■ Work to do:
Scan the data beneath this task and copy each line that includes "الكتب".

■ Information given:

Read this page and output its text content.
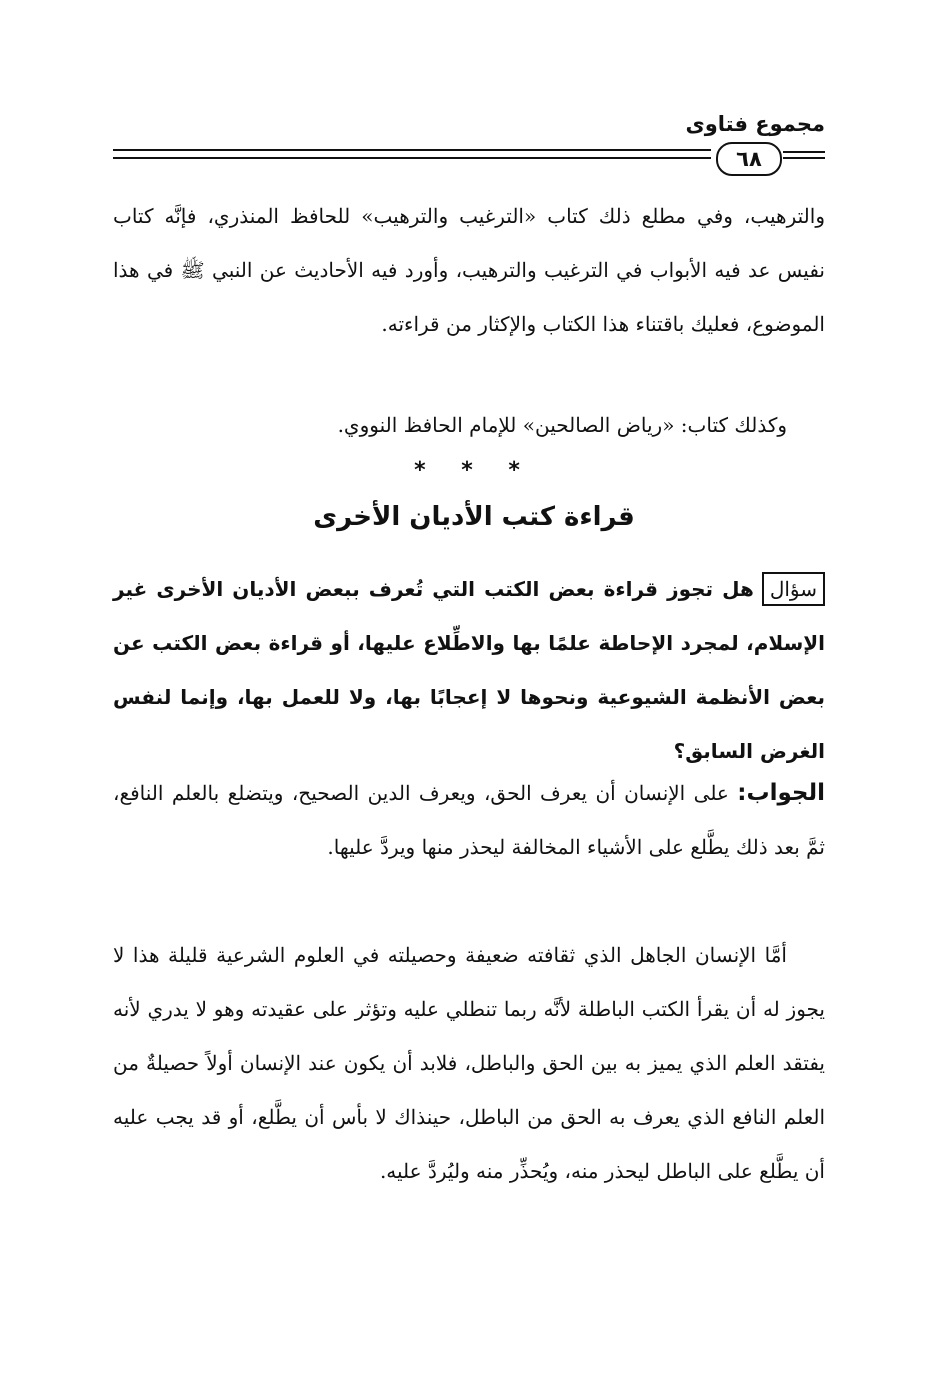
مجموع فتاوى
٦٨
والترهيب، وفي مطلع ذلك كتاب «الترغيب والترهيب» للحافظ المنذري، فإنَّه كتاب نفيس عد فيه الأبواب في الترغيب والترهيب، وأورد فيه الأحاديث عن النبي ﷺ في هذا الموضوع، فعليك باقتناء هذا الكتاب والإكثار من قراءته.
وكذلك كتاب: «رياض الصالحين» للإمام الحافظ النووي.
* * *
قراءة كتب الأديان الأخرى
سؤالهل تجوز قراءة بعض الكتب التي تُعرف ببعض الأديان الأخرى غير الإسلام، لمجرد الإحاطة علمًا بها والاطِّلاع عليها، أو قراءة بعض الكتب عن بعض الأنظمة الشيوعية ونحوها لا إعجابًا بها، ولا للعمل بها، وإنما لنفس الغرض السابق؟
الجواب: على الإنسان أن يعرف الحق، ويعرف الدين الصحيح، ويتضلع بالعلم النافع، ثمَّ بعد ذلك يطَّلع على الأشياء المخالفة ليحذر منها ويردَّ عليها.
أمَّا الإنسان الجاهل الذي ثقافته ضعيفة وحصيلته في العلوم الشرعية قليلة هذا لا يجوز له أن يقرأ الكتب الباطلة لأنَّه ربما تنطلي عليه وتؤثر على عقيدته وهو لا يدري لأنه يفتقد العلم الذي يميز به بين الحق والباطل، فلابد أن يكون عند الإنسان أولاً حصيلةٌ من العلم النافع الذي يعرف به الحق من الباطل، حينذاك لا بأس أن يطَّلع، أو قد يجب عليه أن يطَّلع على الباطل ليحذر منه، ويُحذِّر منه وليُردَّ عليه.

■ Output below:
سؤالهل تجوز قراءة بعض الكتب التي تُعرف ببعض الأديان الأخرى غير الإسلام، لمجرد الإحاطة علمًا بها والاطِّلاع عليها، أو قراءة بعض الكتب عن بعض الأنظمة الشيوعية ونحوها لا إعجابًا بها، ولا للعمل بها، وإنما لنفس الغرض السابق؟
أمَّا الإنسان الجاهل الذي ثقافته ضعيفة وحصيلته في العلوم الشرعية قليلة هذا لا يجوز له أن يقرأ الكتب الباطلة لأنَّه ربما تنطلي عليه وتؤثر على عقيدته وهو لا يدري لأنه يفتقد العلم الذي يميز به بين الحق والباطل، فلابد أن يكون عند الإنسان أولاً حصيلةٌ من العلم النافع الذي يعرف به الحق من الباطل، حينذاك لا بأس أن يطَّلع، أو قد يجب عليه أن يطَّلع على الباطل ليحذر منه، ويُحذِّر منه وليُردَّ عليه.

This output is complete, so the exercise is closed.